* **Written request**
Leave the pictures out and transcribe every record exactly.

* **Provided data**
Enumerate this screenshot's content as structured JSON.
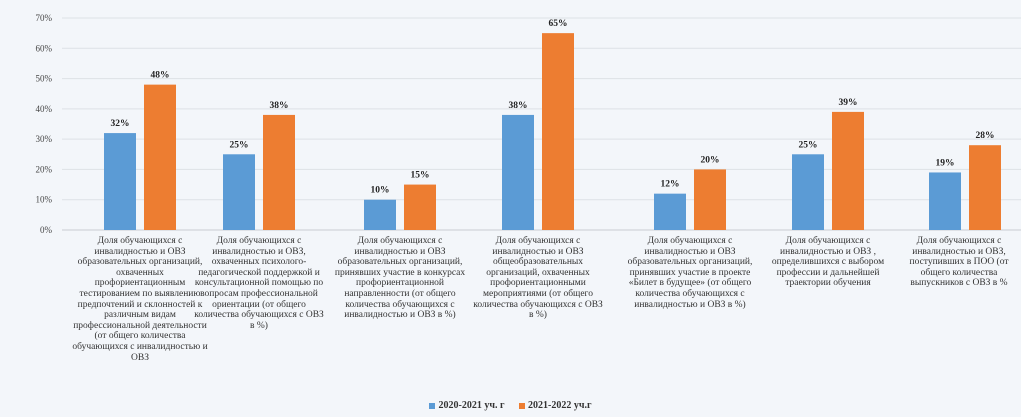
{
  "chart_data": {
    "type": "bar",
    "title": "",
    "ylim": [
      0,
      70
    ],
    "yticks": [
      "0%",
      "10%",
      "20%",
      "30%",
      "40%",
      "50%",
      "60%",
      "70%"
    ],
    "grid": true,
    "legend_position": "bottom",
    "categories": [
      "Доля обучающихся с инвалидностью и ОВЗ образовательных организаций, охваченных профориентационным тестированием по выявлению предпочтений и склонностей к различным видам профессиональной деятельности (от общего количества обучающихся с инвалидностью и ОВЗ",
      "Доля обучающихся с инвалидностью и ОВЗ, охваченных психолого-педагогической поддержкой и консультационной помощью по вопросам профессиональной ориентации (от общего количества обучающихся с ОВЗ в %)",
      "Доля обучающихся с инвалидностью и ОВЗ образовательных организаций, принявших участие в конкурсах профориентационной направленности (от общего количества обучающихся с инвалидностью и ОВЗ в %)",
      "Доля обучающихся с инвалидностью и ОВЗ общеобразовательных организаций, охваченных профориентационными мероприятиями (от общего количества обучающихся с ОВЗ в %)",
      "Доля обучающихся с инвалидностью и ОВЗ образовательных организаций, принявших участие в проекте «Билет в будущее» (от общего количества обучающихся с инвалидностью и ОВЗ в %)",
      "Доля обучающихся с инвалидностью и ОВЗ , определившихся с выбором профессии и дальнейшей траектории обучения",
      "Доля обучающихся с инвалидностью и ОВЗ, поступивших в ПОО (от общего количества выпускников с ОВЗ в %"
    ],
    "series": [
      {
        "name": "2020-2021 уч. г",
        "color": "#5b9bd5",
        "values": [
          32,
          25,
          10,
          38,
          12,
          25,
          19
        ],
        "labels": [
          "32%",
          "25%",
          "10%",
          "38%",
          "12%",
          "25%",
          "19%"
        ]
      },
      {
        "name": "2021-2022 уч.г",
        "color": "#ed7d31",
        "values": [
          48,
          38,
          15,
          65,
          20,
          39,
          28
        ],
        "labels": [
          "48%",
          "38%",
          "15%",
          "65%",
          "20%",
          "39%",
          "28%"
        ]
      }
    ]
  }
}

* **Task result**
Enumerate this screenshot's content as structured JSON.
{
  "chart_data": {
    "type": "bar",
    "title": "",
    "ylim": [
      0,
      70
    ],
    "yticks": [
      "0%",
      "10%",
      "20%",
      "30%",
      "40%",
      "50%",
      "60%",
      "70%"
    ],
    "grid": true,
    "legend_position": "bottom",
    "categories": [
      "Доля обучающихся с инвалидностью и ОВЗ образовательных организаций, охваченных профориентационным тестированием по выявлению предпочтений и склонностей к различным видам профессиональной деятельности (от общего количества обучающихся с инвалидностью и ОВЗ",
      "Доля обучающихся с инвалидностью и ОВЗ, охваченных психолого-педагогической поддержкой и консультационной помощью по вопросам профессиональной ориентации (от общего количества обучающихся с ОВЗ в %)",
      "Доля обучающихся с инвалидностью и ОВЗ образовательных организаций, принявших участие в конкурсах профориентационной направленности (от общего количества обучающихся с инвалидностью и ОВЗ в %)",
      "Доля обучающихся с инвалидностью и ОВЗ общеобразовательных организаций, охваченных профориентационными мероприятиями (от общего количества обучающихся с ОВЗ в %)",
      "Доля обучающихся с инвалидностью и ОВЗ образовательных организаций, принявших участие в проекте «Билет в будущее» (от общего количества обучающихся с инвалидностью и ОВЗ в %)",
      "Доля обучающихся с инвалидностью и ОВЗ , определившихся с выбором профессии и дальнейшей траектории обучения",
      "Доля обучающихся с инвалидностью и ОВЗ, поступивших в ПОО (от общего количества выпускников с ОВЗ в %"
    ],
    "series": [
      {
        "name": "2020-2021 уч. г",
        "color": "#5b9bd5",
        "values": [
          32,
          25,
          10,
          38,
          12,
          25,
          19
        ],
        "labels": [
          "32%",
          "25%",
          "10%",
          "38%",
          "12%",
          "25%",
          "19%"
        ]
      },
      {
        "name": "2021-2022 уч.г",
        "color": "#ed7d31",
        "values": [
          48,
          38,
          15,
          65,
          20,
          39,
          28
        ],
        "labels": [
          "48%",
          "38%",
          "15%",
          "65%",
          "20%",
          "39%",
          "28%"
        ]
      }
    ]
  }
}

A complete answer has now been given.